▸ Exercise instructions:
Return every record verbatim.

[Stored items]
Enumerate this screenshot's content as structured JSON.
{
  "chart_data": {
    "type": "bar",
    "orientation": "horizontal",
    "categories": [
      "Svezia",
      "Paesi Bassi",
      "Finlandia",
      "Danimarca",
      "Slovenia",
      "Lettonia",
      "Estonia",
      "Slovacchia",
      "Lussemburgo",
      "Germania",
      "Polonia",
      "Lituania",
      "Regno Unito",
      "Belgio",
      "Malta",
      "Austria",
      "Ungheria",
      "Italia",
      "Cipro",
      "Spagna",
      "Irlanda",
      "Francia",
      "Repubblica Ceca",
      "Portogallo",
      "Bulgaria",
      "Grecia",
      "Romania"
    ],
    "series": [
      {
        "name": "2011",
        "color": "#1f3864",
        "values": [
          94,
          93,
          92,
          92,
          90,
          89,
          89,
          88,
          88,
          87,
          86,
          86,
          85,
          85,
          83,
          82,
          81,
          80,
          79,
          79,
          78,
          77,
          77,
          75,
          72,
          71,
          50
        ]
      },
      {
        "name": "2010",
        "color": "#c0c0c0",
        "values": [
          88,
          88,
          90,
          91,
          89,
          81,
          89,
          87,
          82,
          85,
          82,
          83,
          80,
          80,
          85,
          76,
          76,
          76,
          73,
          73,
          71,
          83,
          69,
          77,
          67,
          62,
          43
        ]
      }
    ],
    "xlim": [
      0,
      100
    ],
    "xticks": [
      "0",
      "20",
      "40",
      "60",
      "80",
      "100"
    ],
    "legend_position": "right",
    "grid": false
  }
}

▸ Correct response:
Enumerate this screenshot's content as structured JSON.
{
  "chart_data": {
    "type": "bar",
    "orientation": "horizontal",
    "categories": [
      "Svezia",
      "Paesi Bassi",
      "Finlandia",
      "Danimarca",
      "Slovenia",
      "Lettonia",
      "Estonia",
      "Slovacchia",
      "Lussemburgo",
      "Germania",
      "Polonia",
      "Lituania",
      "Regno Unito",
      "Belgio",
      "Malta",
      "Austria",
      "Ungheria",
      "Italia",
      "Cipro",
      "Spagna",
      "Irlanda",
      "Francia",
      "Repubblica Ceca",
      "Portogallo",
      "Bulgaria",
      "Grecia",
      "Romania"
    ],
    "series": [
      {
        "name": "2011",
        "color": "#1f3864",
        "values": [
          94,
          93,
          92,
          92,
          90,
          89,
          89,
          88,
          88,
          87,
          86,
          86,
          85,
          85,
          83,
          82,
          81,
          80,
          79,
          79,
          78,
          77,
          77,
          75,
          72,
          71,
          50
        ]
      },
      {
        "name": "2010",
        "color": "#c0c0c0",
        "values": [
          88,
          88,
          90,
          91,
          89,
          81,
          89,
          87,
          82,
          85,
          82,
          83,
          80,
          80,
          85,
          76,
          76,
          76,
          73,
          73,
          71,
          83,
          69,
          77,
          67,
          62,
          43
        ]
      }
    ],
    "xlim": [
      0,
      100
    ],
    "xticks": [
      "0",
      "20",
      "40",
      "60",
      "80",
      "100"
    ],
    "legend_position": "right",
    "grid": false
  }
}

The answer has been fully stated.